_Dataset rows_.
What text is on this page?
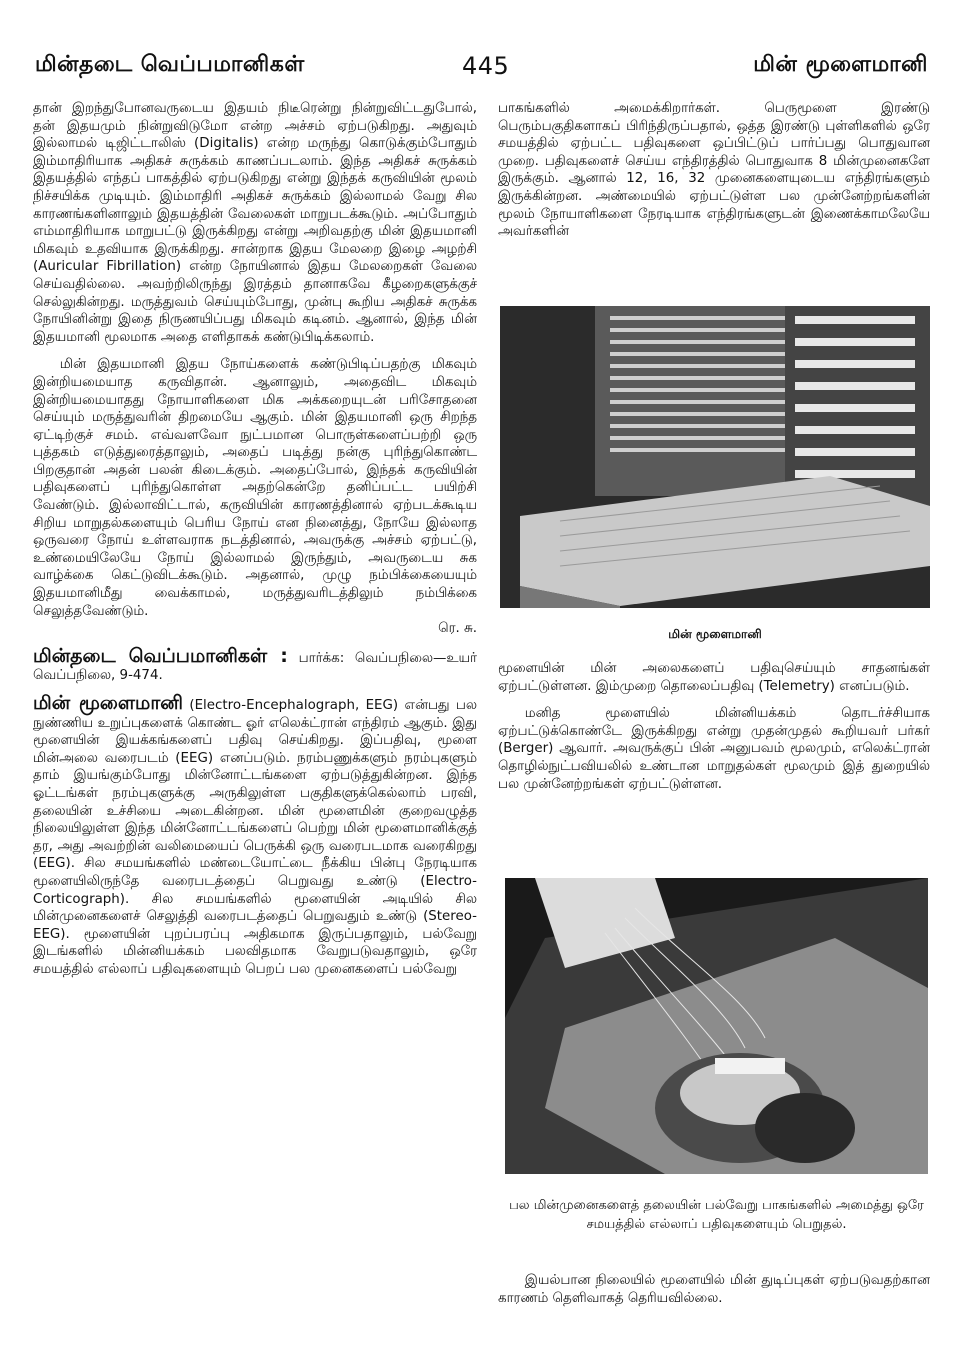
மின்தடை வெப்பமானிகள்	445	மின் மூளைமானி

தான் இறந்துபோனவருடைய இதயம் நிடீரென்று நின்றுவிட்டதுபோல், தன் இதயமும் நின்றுவிடுமோ என்ற அச்சம் ஏற்படுகிறது. அதுவும் இல்லாமல் டிஜிட்டாலிஸ் (Digitalis) என்ற மருந்து கொடுக்கும்போதும் இம்மாதிரியாக அதிகச் சுருக்கம் காணப்படலாம். இந்த அதிகச் சுருக்கம் இதயத்தில் எந்தப் பாகத்தில் ஏற்படுகிறது என்று இந்தக் கருவியின் மூலம் நிச்சயிக்க முடியும். இம்மாதிரி அதிகச் சுருக்கம் இல்லாமல் வேறு சில காரணங்களினாலும் இதயத்தின் வேலைகள் மாறுபடக்கூடும். அப்போதும் எம்மாதிரியாக மாறுபட்டு இருக்கிறது என்று அறிவதற்கு மின் இதயமானி மிகவும் உதவியாக இருக்கிறது. சான்றாக இதய மேலறை இழை அழற்சி (Auricular Fibrillation) என்ற நோயினால் இதய மேலறைகள் வேலை செய்வதில்லை. அவற்றிலிருந்து இரத்தம் தானாகவே கீழறைகளுக்குச் செல்லுகின்றது. மருத்துவம் செய்யும்போது, முன்பு கூறிய அதிகச் சுருக்க நோயினின்று இதை நிருணயிப்பது மிகவும் கடினம். ஆனால், இந்த மின் இதயமானி மூலமாக அதை எளிதாகக் கண்டுபிடிக்கலாம்.

மின் இதயமானி இதய நோய்களைக் கண்டுபிடிப்பதற்கு மிகவும் இன்றியமையாத கருவிதான். ஆனாலும், அதைவிட மிகவும் இன்றியமையாதது நோயாளிகளை மிக அக்கறையுடன் பரிசோதனை செய்யும் மருத்துவரின் திறமையே ஆகும். மின் இதயமானி ஒரு சிறந்த ஏட்டிற்குச் சமம். எவ்வளவோ நுட்பமான பொருள்களைப்பற்றி ஒரு புத்தகம் எடுத்துரைத்தாலும், அதைப் படித்து நன்கு புரிந்துகொண்ட பிறகுதான் அதன் பலன் கிடைக்கும். அதைப்போல், இந்தக் கருவியின் பதிவுகளைப் புரிந்துகொள்ள அதற்கென்றே தனிப்பட்ட பயிற்சி வேண்டும். இல்லாவிட்டால், கருவியின் காரணத்தினால் ஏற்படக்கூடிய சிறிய மாறுதல்களையும் பெரிய நோய் என நினைத்து, நோயே இல்லாத ஒருவரை நோய் உள்ளவராக நடத்தினால், அவருக்கு அச்சம் ஏற்பட்டு, உண்மையிலேயே நோய் இல்லாமல் இருந்தும், அவருடைய சுக வாழ்க்கை கெட்டுவிடக்கூடும். அதனால், முழு நம்பிக்கையையும் இதயமானிமீது வைக்காமல், மருத்துவரிடத்திலும் நம்பிக்கை செலுத்தவேண்டும்.

ரெ. சு.

மின்தடை வெப்பமானிகள் : பார்க்க: வெப்பநிலை—உயர் வெப்பநிலை, 9-474.

மின் மூளைமானி (Electro-Encephalograph, EEG) என்பது பல நுண்ணிய உறுப்புகளைக் கொண்ட ஓர் எலெக்ட்ரான் எந்திரம் ஆகும். இது மூளையின் இயக்கங்களைப் பதிவு செய்கிறது. இப்பதிவு, மூளை மின்அலை வரைபடம் (EEG) எனப்படும். நரம்பணுக்களும் நரம்புகளும் தாம் இயங்கும்போது மின்னோட்டங்களை ஏற்படுத்துகின்றன. இந்த ஓட்டங்கள் நரம்புகளுக்கு அருகிலுள்ள பகுதிகளுக்கெல்லாம் பரவி, தலையின் உச்சியை அடைகின்றன. மின் மூளைமின் குறைவழுத்த நிலையிலுள்ள இந்த மின்னோட்டங்களைப் பெற்று மின் மூளைமானிக்குத் தர, அது அவற்றின் வலிமையைப் பெருக்கி ஒரு வரைபடமாக வரைகிறது (EEG). சில சமயங்களில் மண்டையோட்டை நீக்கிய பின்பு நேரடியாக மூளையிலிருந்தே வரைபடத்தைப் பெறுவது உண்டு (Electro-Corticograph). சில சமயங்களில் மூளையின் அடியில் சில மின்முனைகளைச் செலுத்தி வரைபடத்தைப் பெறுவதும் உண்டு (Stereo-EEG). மூளையின் புறப்பரப்பு அதிகமாக இருப்பதாலும், பல்வேறு இடங்களில் மின்னியக்கம் பலவிதமாக வேறுபடுவதாலும், ஒரே சமயத்தில் எல்லாப் பதிவுகளையும் பெறப் பல முனைகளைப் பல்வேறு

பாகங்களில் அமைக்கிறார்கள். பெருமூளை இரண்டு பெரும்பகுதிகளாகப் பிரிந்திருப்பதால், ஒத்த இரண்டு புள்ளிகளில் ஒரே சமயத்தில் ஏற்பட்ட பதிவுகளை ஒப்பிட்டுப் பார்ப்பது பொதுவான முறை. பதிவுகளைச் செய்ய எந்திரத்தில் பொதுவாக 8 மின்முனைகளே இருக்கும். ஆனால் 12, 16, 32 முனைகளையுடைய எந்திரங்களும் இருக்கின்றன. அண்மையில் ஏற்பட்டுள்ள பல முன்னேற்றங்களின் மூலம் நோயாளிகளை நேரடியாக எந்திரங்களுடன் இணைக்காமலேயே அவர்களின்

மின் மூளைமானி

மூளையின் மின் அலைகளைப் பதிவுசெய்யும் சாதனங்கள் ஏற்பட்டுள்ளன. இம்முறை தொலைப்பதிவு (Telemetry) எனப்படும்.

மனித மூளையில் மின்னியக்கம் தொடர்ச்சியாக ஏற்பட்டுக்கொண்டே இருக்கிறது என்று முதன்முதல் கூறியவர் பர்கர் (Berger) ஆவார். அவருக்குப் பின் அனுபவம் மூலமும், எலெக்ட்ரான் தொழில்நுட்பவியலில் உண்டான மாறுதல்கள் மூலமும் இத் துறையில் பல முன்னேற்றங்கள் ஏற்பட்டுள்ளன.

பல மின்முனைகளைத் தலையின் பல்வேறு பாகங்களில் அமைத்து ஒரே சமயத்தில் எல்லாப் பதிவுகளையும் பெறுதல்.

இயல்பான நிலையில் மூளையில் மின் துடிப்புகள் ஏற்படுவதற்கான காரணம் தெளிவாகத் தெரியவில்லை.
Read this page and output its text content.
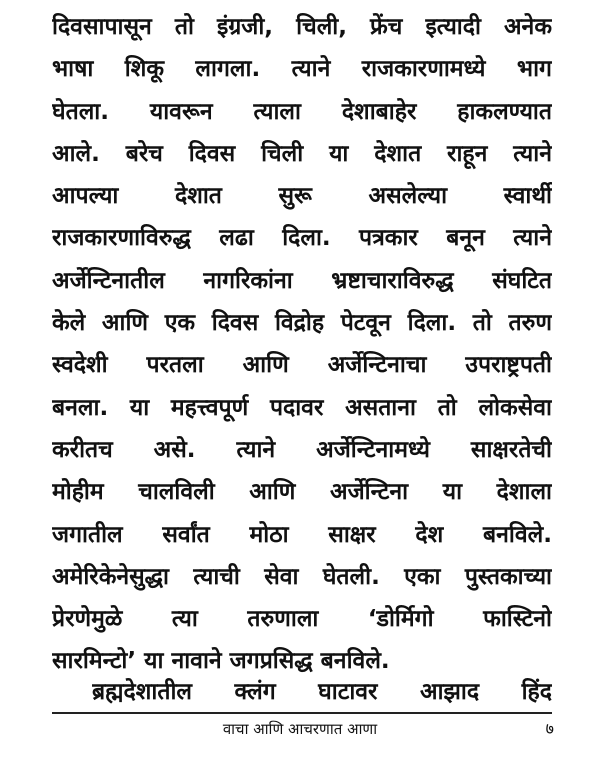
दिवसापासून तो इंग्रजी, चिली, फ्रेंच इत्यादी अनेक
भाषा शिकू लागला. त्याने राजकारणामध्ये भाग
घेतला. यावरून त्याला देशाबाहेर हाकलण्यात
आले. बरेच दिवस चिली या देशात राहून त्याने
आपल्या देशात सुरू असलेल्या स्वार्थी
राजकारणाविरुद्ध लढा दिला. पत्रकार बनून त्याने
अर्जेन्टिनातील नागरिकांना भ्रष्टाचाराविरुद्ध संघटित
केले आणि एक दिवस विद्रोह पेटवून दिला. तो तरुण
स्वदेशी परतला आणि अर्जेन्टिनाचा उपराष्ट्रपती
बनला. या महत्त्वपूर्ण पदावर असताना तो लोकसेवा
करीतच असे. त्याने अर्जेन्टिनामध्ये साक्षरतेची
मोहीम चालविली आणि अर्जेन्टिना या देशाला
जगातील सर्वांत मोठा साक्षर देश बनविले.
अमेरिकेनेसुद्धा त्याची सेवा घेतली. एका पुस्तकाच्या
प्रेरणेमुळे त्या तरुणाला ‘डोर्मिगो फास्टिनो
सारमिन्टो’ या नावाने जगप्रसिद्ध बनविले.
ब्रह्मदेशातील क्लंग घाटावर आझाद हिंद
वाचा आणि आचरणात आणा	७
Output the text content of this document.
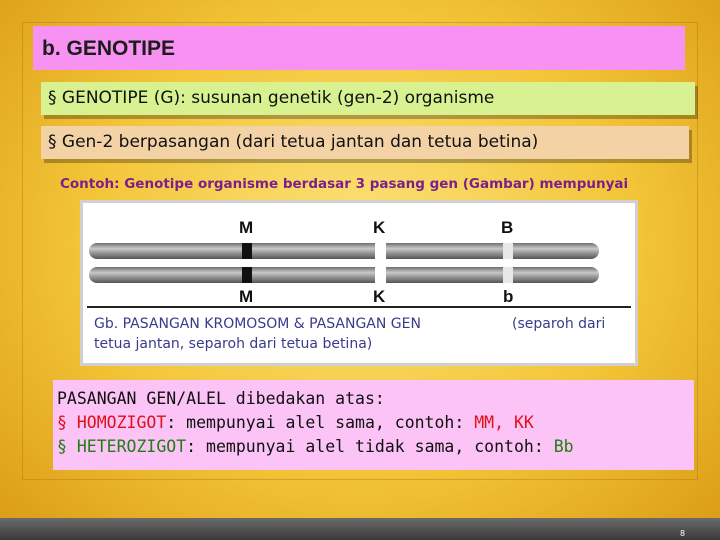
b. GENOTIPE
§ GENOTIPE (G): susunan genetik (gen-2) organisme
§ Gen-2 berpasangan (dari tetua jantan dan tetua betina)
Contoh: Genotipe organisme berdasar 3 pasang gen (Gambar) mempunyai
M	K	B
M	K	b
Gb. PASANGAN KROMOSOM & PASANGAN GEN	(separoh dari
tetua jantan, separoh dari tetua betina)
PASANGAN GEN/ALEL dibedakan atas:
§ HOMOZIGOT: mempunyai alel sama, contoh: MM, KK
§ HETEROZIGOT: mempunyai alel tidak sama, contoh: Bb
8
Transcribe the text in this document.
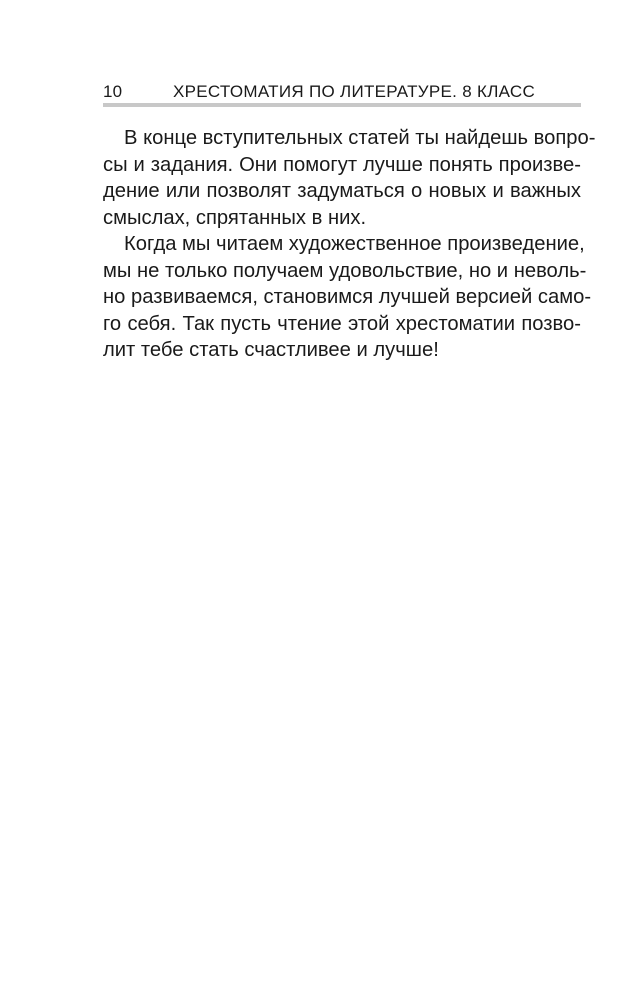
10	ХРЕСТОМАТИЯ ПО ЛИТЕРАТУРЕ. 8 КЛАСС

В конце вступительных статей ты найдешь вопро-
сы и задания. Они помогут лучше понять произве-
дение или позволят задуматься о новых и важных
смыслах, спрятанных в них.

Когда мы читаем художественное произведение,
мы не только получаем удовольствие, но и неволь-
но развиваемся, становимся лучшей версией само-
го себя. Так пусть чтение этой хрестоматии позво-
лит тебе стать счастливее и лучше!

_Exercise prompt_.
How many lines in the records above hold the word "content"? Give only the number.

_Completed task_.
2